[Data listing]
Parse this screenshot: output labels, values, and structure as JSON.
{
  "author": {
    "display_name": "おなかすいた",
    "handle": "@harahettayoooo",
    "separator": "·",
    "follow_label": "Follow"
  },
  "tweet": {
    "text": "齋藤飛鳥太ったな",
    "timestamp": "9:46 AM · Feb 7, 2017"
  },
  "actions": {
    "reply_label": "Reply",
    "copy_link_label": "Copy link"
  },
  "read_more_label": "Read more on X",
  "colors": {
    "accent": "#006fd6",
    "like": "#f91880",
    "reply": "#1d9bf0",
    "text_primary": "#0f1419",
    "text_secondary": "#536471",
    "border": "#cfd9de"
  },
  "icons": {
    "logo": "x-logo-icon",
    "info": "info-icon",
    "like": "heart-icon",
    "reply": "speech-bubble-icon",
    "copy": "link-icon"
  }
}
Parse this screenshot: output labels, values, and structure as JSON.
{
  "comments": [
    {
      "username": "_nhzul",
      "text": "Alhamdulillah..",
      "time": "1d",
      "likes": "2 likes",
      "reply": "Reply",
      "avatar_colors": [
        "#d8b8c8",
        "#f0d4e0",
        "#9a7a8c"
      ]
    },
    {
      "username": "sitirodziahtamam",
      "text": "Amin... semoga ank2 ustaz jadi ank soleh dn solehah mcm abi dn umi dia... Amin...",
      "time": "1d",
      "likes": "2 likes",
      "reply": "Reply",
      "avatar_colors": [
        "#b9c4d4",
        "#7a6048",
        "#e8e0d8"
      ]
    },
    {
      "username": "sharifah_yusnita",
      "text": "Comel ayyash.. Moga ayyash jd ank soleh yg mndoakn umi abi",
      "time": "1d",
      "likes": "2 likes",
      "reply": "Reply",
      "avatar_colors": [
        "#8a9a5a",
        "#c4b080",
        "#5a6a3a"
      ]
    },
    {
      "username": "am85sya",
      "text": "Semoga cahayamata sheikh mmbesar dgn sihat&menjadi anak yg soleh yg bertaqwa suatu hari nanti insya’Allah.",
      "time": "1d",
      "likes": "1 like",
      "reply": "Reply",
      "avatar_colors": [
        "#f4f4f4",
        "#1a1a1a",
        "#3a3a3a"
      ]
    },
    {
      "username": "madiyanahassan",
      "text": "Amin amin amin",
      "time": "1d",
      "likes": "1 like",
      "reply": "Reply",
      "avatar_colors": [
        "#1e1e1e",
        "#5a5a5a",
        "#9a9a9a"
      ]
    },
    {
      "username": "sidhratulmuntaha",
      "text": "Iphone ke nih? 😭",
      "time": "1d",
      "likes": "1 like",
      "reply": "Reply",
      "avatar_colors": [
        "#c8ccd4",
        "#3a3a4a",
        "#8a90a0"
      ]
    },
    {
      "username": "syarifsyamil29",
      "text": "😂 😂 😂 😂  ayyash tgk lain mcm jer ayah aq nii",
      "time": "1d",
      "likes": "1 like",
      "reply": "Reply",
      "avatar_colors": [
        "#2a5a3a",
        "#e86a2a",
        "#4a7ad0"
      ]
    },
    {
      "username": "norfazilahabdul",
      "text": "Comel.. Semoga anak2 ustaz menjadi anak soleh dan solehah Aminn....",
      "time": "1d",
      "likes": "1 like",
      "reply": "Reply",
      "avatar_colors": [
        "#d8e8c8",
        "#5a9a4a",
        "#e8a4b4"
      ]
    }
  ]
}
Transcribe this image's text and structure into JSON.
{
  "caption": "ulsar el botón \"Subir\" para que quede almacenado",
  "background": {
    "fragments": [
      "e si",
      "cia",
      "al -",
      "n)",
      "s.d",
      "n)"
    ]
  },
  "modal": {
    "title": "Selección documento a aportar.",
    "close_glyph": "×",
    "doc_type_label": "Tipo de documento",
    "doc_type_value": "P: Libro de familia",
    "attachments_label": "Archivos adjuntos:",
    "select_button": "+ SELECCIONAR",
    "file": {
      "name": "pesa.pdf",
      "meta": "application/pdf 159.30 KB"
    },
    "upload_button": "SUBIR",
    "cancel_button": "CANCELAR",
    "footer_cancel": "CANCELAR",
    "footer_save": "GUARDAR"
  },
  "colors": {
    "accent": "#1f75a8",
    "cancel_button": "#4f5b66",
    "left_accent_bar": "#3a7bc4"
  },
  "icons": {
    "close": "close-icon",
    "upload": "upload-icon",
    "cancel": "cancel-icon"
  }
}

What needs to be done — Repeat, word for word, every line from the line that contains "Transcribe this image's" to the end of the entries; include both of those lines and no others.

Answer to this task —
Transcribe this image's text and structure into JSON.
{
  "caption": "ulsar el botón \"Subir\" para que quede almacenado",
  "background": {
    "fragments": [
      "e si",
      "cia",
      "al -",
      "n)",
      "s.d",
      "n)"
    ]
  },
  "modal": {
    "title": "Selección documento a aportar.",
    "close_glyph": "×",
    "doc_type_label": "Tipo de documento",
    "doc_type_value": "P: Libro de familia",
    "attachments_label": "Archivos adjuntos:",
    "select_button": "+ SELECCIONAR",
    "file": {
      "name": "pesa.pdf",
      "meta": "application/pdf 159.30 KB"
    },
    "upload_button": "SUBIR",
    "cancel_button": "CANCELAR",
    "footer_cancel": "CANCELAR",
    "footer_save": "GUARDAR"
  },
  "colors": {
    "accent": "#1f75a8",
    "cancel_button": "#4f5b66",
    "left_accent_bar": "#3a7bc4"
  },
  "icons": {
    "close": "close-icon",
    "upload": "upload-icon",
    "cancel": "cancel-icon"
  }
}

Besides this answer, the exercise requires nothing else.